● The problem:
Output every line below without omitting or altering anything.

● The input:
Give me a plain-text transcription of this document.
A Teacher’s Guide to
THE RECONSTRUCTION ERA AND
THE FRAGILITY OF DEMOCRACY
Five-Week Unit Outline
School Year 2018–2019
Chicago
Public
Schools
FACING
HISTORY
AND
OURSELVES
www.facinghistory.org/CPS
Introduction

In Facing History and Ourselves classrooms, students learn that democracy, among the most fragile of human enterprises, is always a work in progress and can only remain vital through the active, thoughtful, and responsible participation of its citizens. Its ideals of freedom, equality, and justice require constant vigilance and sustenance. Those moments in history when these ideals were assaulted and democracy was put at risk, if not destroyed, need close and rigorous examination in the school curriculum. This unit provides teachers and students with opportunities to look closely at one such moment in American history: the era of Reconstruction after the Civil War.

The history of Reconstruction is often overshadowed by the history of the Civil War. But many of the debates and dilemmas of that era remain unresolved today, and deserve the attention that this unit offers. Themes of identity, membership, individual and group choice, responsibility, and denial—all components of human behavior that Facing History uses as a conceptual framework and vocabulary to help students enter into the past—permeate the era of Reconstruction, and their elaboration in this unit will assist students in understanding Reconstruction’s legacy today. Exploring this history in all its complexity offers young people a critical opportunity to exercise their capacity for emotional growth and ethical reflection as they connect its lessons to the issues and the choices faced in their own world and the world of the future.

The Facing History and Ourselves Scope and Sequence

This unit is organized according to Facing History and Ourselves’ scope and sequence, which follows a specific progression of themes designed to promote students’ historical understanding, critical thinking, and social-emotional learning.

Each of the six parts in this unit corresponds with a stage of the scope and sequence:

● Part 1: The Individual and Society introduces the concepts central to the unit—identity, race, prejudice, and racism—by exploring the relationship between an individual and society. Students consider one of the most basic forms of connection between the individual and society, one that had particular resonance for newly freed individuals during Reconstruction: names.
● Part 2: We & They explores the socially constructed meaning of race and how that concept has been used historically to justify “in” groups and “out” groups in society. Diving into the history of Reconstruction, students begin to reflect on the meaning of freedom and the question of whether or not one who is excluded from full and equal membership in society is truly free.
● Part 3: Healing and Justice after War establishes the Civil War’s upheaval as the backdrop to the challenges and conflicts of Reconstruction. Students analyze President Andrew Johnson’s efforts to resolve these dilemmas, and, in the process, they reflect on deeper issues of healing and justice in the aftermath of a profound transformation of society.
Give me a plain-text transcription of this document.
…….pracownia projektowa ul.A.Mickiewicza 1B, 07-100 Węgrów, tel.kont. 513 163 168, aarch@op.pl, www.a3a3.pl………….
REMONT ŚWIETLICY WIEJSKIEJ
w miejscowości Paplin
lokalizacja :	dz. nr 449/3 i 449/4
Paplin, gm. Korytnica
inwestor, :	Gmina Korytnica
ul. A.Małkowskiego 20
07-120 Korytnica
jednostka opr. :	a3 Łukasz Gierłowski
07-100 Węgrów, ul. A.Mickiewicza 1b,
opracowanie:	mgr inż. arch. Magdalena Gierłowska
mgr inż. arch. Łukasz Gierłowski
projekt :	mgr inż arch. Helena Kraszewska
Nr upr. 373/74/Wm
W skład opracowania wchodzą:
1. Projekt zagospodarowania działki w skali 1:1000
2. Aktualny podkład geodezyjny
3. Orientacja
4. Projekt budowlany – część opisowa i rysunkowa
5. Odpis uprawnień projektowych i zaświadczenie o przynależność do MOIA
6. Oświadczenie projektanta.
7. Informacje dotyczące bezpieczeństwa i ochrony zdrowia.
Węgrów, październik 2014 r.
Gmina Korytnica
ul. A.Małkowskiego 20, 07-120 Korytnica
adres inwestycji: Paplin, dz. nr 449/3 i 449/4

● Solution to this task:
Give me a plain-text transcription of this document.
A Teacher’s Guide to
THE RECONSTRUCTION ERA AND
THE FRAGILITY OF DEMOCRACY
Five-Week Unit Outline
School Year 2018–2019
Chicago
Public
Schools
FACING
HISTORY
AND
OURSELVES
www.facinghistory.org/CPS
Introduction

In Facing History and Ourselves classrooms, students learn that democracy, among the most fragile of human enterprises, is always a work in progress and can only remain vital through the active, thoughtful, and responsible participation of its citizens. Its ideals of freedom, equality, and justice require constant vigilance and sustenance. Those moments in history when these ideals were assaulted and democracy was put at risk, if not destroyed, need close and rigorous examination in the school curriculum. This unit provides teachers and students with opportunities to look closely at one such moment in American history: the era of Reconstruction after the Civil War.

The history of Reconstruction is often overshadowed by the history of the Civil War. But many of the debates and dilemmas of that era remain unresolved today, and deserve the attention that this unit offers. Themes of identity, membership, individual and group choice, responsibility, and denial—all components of human behavior that Facing History uses as a conceptual framework and vocabulary to help students enter into the past—permeate the era of Reconstruction, and their elaboration in this unit will assist students in understanding Reconstruction’s legacy today. Exploring this history in all its complexity offers young people a critical opportunity to exercise their capacity for emotional growth and ethical reflection as they connect its lessons to the issues and the choices faced in their own world and the world of the future.

The Facing History and Ourselves Scope and Sequence

This unit is organized according to Facing History and Ourselves’ scope and sequence, which follows a specific progression of themes designed to promote students’ historical understanding, critical thinking, and social-emotional learning.

Each of the six parts in this unit corresponds with a stage of the scope and sequence:

● Part 1: The Individual and Society introduces the concepts central to the unit—identity, race, prejudice, and racism—by exploring the relationship between an individual and society. Students consider one of the most basic forms of connection between the individual and society, one that had particular resonance for newly freed individuals during Reconstruction: names.
● Part 2: We & They explores the socially constructed meaning of race and how that concept has been used historically to justify “in” groups and “out” groups in society. Diving into the history of Reconstruction, students begin to reflect on the meaning of freedom and the question of whether or not one who is excluded from full and equal membership in society is truly free.
● Part 3: Healing and Justice after War establishes the Civil War’s upheaval as the backdrop to the challenges and conflicts of Reconstruction. Students analyze President Andrew Johnson’s efforts to resolve these dilemmas, and, in the process, they reflect on deeper issues of healing and justice in the aftermath of a profound transformation of society.
Give me a plain-text transcription of this document.
…….pracownia projektowa ul.A.Mickiewicza 1B, 07-100 Węgrów, tel.kont. 513 163 168, aarch@op.pl, www.a3a3.pl………….
REMONT ŚWIETLICY WIEJSKIEJ
w miejscowości Paplin
lokalizacja :	dz. nr 449/3 i 449/4
Paplin, gm. Korytnica
inwestor, :	Gmina Korytnica
ul. A.Małkowskiego 20
07-120 Korytnica
jednostka opr. :	a3 Łukasz Gierłowski
07-100 Węgrów, ul. A.Mickiewicza 1b,
opracowanie:	mgr inż. arch. Magdalena Gierłowska
mgr inż. arch. Łukasz Gierłowski
projekt :	mgr inż arch. Helena Kraszewska
Nr upr. 373/74/Wm
W skład opracowania wchodzą:
1. Projekt zagospodarowania działki w skali 1:1000
2. Aktualny podkład geodezyjny
3. Orientacja
4. Projekt budowlany – część opisowa i rysunkowa
5. Odpis uprawnień projektowych i zaświadczenie o przynależność do MOIA
6. Oświadczenie projektanta.
7. Informacje dotyczące bezpieczeństwa i ochrony zdrowia.
Węgrów, październik 2014 r.
Gmina Korytnica
ul. A.Małkowskiego 20, 07-120 Korytnica
adres inwestycji: Paplin, dz. nr 449/3 i 449/4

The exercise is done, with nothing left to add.